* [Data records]
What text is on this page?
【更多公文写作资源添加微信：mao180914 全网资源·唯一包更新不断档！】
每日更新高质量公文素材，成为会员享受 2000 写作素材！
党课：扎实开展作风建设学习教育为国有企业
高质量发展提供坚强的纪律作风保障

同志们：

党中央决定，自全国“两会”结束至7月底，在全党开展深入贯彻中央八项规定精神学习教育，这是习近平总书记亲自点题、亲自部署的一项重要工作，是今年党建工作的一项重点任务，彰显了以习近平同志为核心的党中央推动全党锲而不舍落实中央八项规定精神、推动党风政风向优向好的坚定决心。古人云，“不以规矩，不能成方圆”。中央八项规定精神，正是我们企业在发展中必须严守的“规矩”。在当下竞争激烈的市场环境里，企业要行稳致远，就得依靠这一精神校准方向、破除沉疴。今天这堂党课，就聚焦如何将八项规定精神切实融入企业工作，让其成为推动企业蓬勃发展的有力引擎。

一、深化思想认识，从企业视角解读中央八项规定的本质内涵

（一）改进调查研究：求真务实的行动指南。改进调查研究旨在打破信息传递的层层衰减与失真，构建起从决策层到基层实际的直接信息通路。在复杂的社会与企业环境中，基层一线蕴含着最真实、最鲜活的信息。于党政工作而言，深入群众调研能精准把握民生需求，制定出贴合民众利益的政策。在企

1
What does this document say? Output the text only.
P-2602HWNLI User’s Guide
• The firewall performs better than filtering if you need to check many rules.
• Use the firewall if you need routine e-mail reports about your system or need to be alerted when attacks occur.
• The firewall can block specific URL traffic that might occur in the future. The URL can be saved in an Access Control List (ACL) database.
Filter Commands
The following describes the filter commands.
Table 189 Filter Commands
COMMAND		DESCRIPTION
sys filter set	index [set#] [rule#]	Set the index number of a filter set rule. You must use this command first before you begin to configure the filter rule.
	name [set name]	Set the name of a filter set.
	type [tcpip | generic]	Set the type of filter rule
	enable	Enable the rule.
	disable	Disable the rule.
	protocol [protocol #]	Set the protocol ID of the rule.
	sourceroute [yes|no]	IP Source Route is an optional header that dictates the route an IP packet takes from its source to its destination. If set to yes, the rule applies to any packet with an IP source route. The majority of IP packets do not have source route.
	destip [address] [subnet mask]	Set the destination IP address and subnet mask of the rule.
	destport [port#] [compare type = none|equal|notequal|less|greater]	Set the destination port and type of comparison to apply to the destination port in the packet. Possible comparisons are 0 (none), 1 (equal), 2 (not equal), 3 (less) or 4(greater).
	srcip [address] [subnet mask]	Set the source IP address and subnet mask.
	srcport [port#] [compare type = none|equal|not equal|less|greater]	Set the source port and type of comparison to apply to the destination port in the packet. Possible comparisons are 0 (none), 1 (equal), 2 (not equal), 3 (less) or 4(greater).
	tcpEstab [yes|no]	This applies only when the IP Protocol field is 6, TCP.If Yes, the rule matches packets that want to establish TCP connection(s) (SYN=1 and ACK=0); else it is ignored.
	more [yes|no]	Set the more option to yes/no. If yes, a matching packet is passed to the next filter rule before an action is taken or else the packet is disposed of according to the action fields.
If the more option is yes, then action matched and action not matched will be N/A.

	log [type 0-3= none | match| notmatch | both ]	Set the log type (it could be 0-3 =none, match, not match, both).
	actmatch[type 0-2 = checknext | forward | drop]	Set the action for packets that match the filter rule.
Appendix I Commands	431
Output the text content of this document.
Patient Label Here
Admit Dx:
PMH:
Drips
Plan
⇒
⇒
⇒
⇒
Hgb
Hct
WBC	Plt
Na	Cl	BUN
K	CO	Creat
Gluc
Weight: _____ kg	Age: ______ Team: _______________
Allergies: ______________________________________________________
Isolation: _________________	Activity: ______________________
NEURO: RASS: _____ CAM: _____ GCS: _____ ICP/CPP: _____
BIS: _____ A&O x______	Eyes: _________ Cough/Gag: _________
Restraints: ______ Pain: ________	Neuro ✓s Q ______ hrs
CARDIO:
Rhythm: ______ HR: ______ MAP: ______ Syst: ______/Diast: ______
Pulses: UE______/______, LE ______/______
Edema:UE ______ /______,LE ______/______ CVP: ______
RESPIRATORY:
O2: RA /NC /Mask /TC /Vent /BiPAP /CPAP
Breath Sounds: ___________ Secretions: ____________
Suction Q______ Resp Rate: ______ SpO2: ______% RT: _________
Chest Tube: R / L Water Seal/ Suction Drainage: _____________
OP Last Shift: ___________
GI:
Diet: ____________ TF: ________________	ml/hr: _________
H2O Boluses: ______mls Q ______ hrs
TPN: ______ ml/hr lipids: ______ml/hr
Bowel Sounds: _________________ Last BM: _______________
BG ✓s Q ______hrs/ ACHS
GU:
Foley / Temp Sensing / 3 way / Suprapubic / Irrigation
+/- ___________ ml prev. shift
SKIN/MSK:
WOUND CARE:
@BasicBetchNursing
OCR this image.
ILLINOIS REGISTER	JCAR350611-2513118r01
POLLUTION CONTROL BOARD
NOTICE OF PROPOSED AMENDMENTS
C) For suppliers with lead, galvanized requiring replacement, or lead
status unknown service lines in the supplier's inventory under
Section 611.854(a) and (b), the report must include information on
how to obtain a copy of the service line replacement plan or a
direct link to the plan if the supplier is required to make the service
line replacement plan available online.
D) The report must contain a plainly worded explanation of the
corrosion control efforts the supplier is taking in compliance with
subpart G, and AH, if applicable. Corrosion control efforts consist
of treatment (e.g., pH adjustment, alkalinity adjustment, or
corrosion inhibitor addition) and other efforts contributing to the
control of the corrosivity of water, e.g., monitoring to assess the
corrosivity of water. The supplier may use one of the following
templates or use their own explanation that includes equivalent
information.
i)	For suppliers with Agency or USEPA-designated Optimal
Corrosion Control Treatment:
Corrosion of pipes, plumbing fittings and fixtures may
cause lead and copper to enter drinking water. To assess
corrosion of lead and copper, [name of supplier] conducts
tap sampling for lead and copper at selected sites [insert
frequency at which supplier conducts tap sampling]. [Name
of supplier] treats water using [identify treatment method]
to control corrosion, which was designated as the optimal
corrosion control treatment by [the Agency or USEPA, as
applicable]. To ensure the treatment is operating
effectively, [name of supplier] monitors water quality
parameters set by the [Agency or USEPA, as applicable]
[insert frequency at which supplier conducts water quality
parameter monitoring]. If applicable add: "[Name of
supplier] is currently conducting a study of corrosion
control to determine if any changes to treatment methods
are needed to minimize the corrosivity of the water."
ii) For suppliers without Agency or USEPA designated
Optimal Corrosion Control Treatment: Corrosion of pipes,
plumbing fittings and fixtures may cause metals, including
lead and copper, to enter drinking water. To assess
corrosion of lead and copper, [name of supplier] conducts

* [SHORT PROBLEM]
Within the records above, how many lines include the word "destination"? State the number by itself.

* [EXERCISE SOLUTION]
4